Whenever a line below holds the word "Reanalysis", copy that line.

[Start Data excerpts]

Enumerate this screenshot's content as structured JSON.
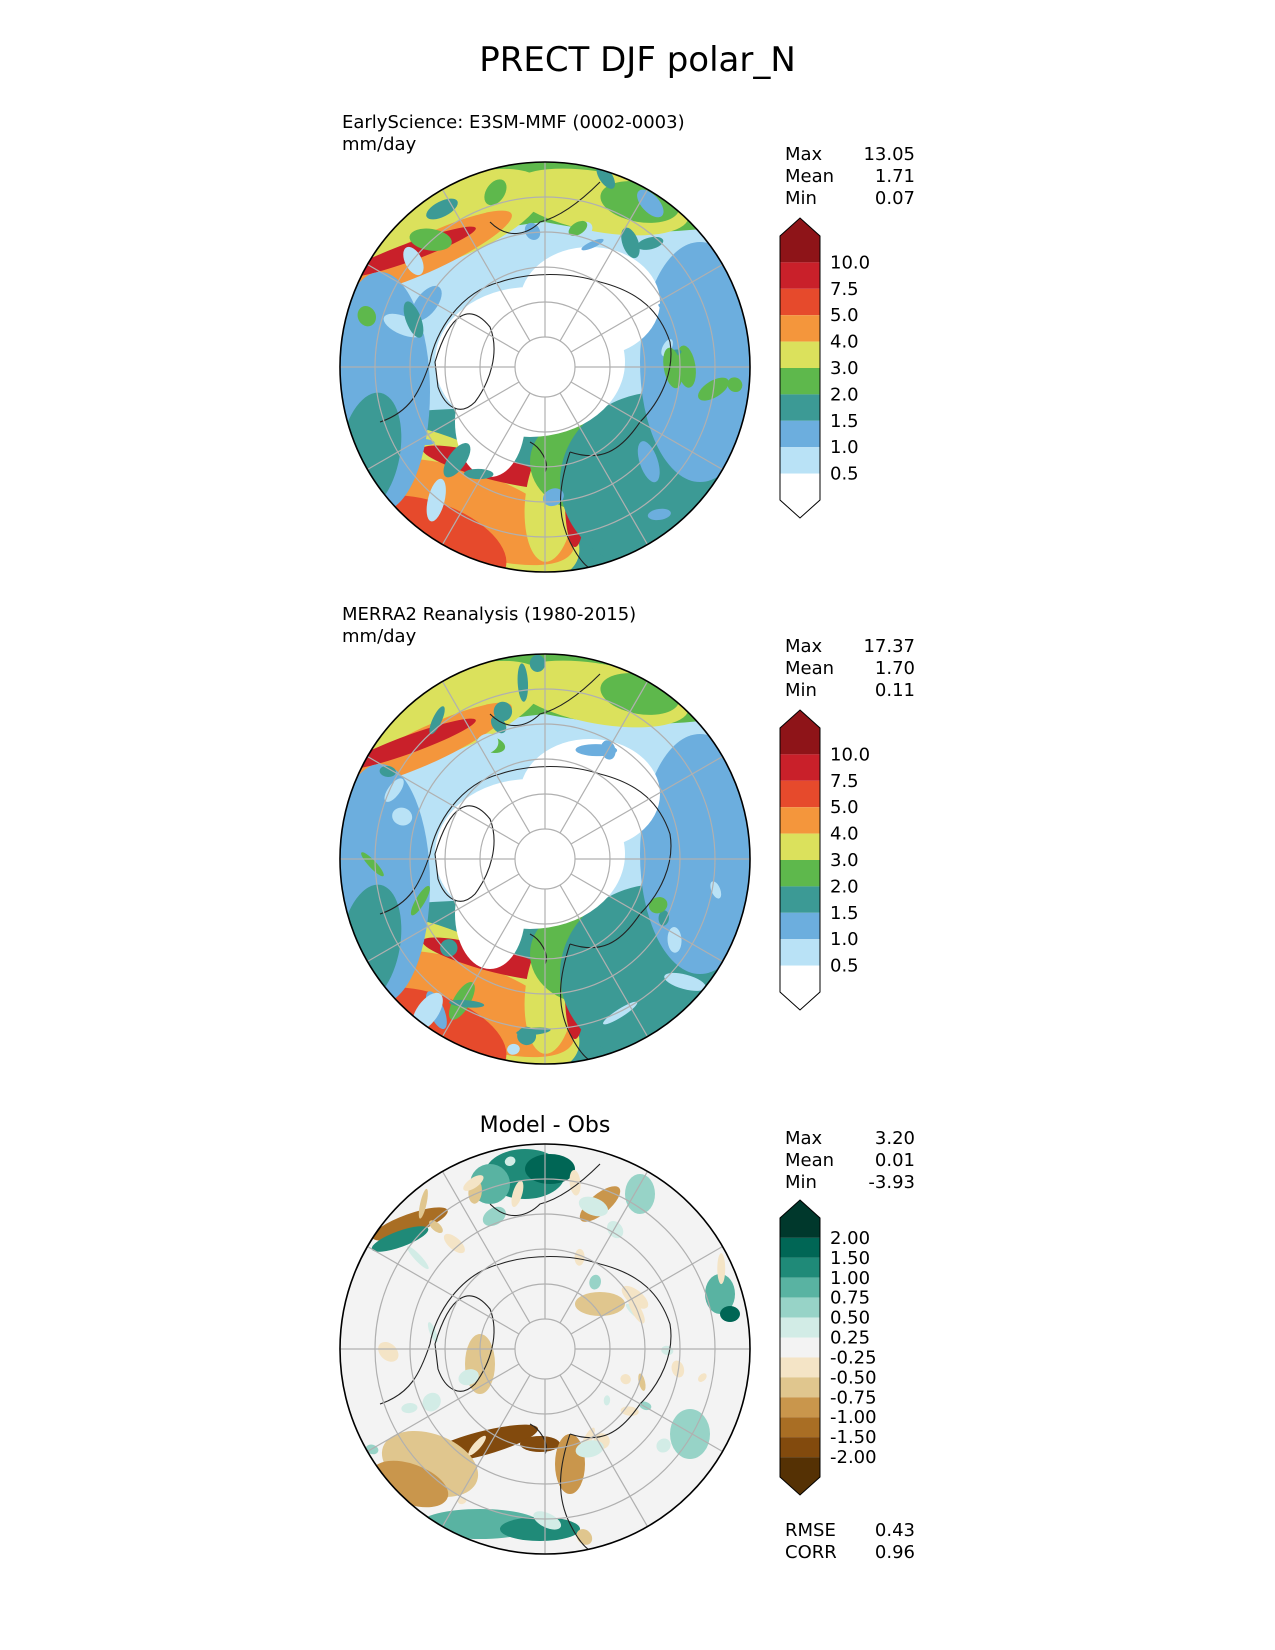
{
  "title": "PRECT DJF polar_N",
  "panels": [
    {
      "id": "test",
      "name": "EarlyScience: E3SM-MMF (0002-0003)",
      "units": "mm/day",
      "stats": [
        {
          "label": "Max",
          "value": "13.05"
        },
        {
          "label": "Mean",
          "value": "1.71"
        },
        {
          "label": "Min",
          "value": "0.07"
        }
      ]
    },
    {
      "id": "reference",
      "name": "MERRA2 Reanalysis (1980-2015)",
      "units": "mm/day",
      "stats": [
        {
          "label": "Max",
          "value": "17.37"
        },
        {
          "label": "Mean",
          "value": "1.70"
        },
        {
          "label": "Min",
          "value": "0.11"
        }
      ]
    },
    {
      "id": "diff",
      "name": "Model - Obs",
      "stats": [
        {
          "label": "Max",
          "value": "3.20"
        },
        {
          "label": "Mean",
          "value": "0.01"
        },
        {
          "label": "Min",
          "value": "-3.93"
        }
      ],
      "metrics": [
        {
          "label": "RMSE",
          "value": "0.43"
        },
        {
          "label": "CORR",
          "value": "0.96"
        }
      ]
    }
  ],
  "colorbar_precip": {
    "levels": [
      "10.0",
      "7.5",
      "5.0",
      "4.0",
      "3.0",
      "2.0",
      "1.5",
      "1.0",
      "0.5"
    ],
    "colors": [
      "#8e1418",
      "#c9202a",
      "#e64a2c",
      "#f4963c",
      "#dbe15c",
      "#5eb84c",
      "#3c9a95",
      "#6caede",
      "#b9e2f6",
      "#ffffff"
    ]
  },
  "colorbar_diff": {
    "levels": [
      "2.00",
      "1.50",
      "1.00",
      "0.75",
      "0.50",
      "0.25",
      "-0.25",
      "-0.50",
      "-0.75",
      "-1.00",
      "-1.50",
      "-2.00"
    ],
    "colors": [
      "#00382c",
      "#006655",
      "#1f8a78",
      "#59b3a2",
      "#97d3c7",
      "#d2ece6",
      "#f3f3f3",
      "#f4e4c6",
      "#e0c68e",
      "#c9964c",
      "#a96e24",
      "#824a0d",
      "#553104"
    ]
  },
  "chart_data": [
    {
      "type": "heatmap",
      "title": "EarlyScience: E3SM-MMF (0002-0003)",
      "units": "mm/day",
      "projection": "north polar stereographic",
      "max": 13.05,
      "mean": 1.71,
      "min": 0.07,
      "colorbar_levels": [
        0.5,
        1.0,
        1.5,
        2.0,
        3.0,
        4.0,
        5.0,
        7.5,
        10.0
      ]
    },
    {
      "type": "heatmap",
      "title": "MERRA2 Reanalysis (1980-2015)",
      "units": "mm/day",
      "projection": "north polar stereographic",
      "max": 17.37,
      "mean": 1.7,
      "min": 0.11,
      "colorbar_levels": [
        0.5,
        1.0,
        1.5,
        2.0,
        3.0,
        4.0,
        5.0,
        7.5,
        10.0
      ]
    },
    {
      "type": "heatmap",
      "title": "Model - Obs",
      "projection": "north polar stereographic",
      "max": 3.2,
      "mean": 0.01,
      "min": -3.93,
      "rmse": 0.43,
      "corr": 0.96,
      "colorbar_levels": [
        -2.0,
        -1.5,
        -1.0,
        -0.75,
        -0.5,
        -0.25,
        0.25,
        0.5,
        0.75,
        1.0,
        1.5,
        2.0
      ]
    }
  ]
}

[End Data excerpts]
[Start Data excerpts]

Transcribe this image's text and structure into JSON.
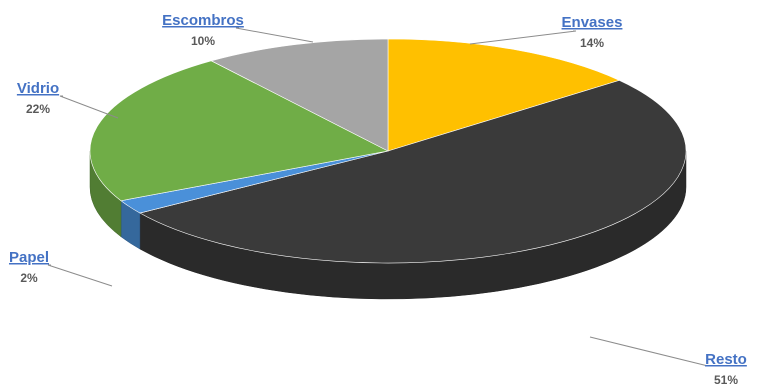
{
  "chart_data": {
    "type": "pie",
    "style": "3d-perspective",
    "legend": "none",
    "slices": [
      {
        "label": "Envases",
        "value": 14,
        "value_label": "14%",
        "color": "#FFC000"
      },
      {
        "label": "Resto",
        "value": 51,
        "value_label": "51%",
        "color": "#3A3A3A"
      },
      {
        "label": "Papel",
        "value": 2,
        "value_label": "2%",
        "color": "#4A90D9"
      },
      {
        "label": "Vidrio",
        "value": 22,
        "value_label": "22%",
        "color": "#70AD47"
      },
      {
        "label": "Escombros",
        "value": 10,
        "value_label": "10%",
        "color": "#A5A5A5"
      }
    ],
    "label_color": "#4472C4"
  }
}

[End Data excerpts]

_Task answer_
      "name": "MERRA2 Reanalysis (1980-2015)",
      "title": "MERRA2 Reanalysis (1980-2015)",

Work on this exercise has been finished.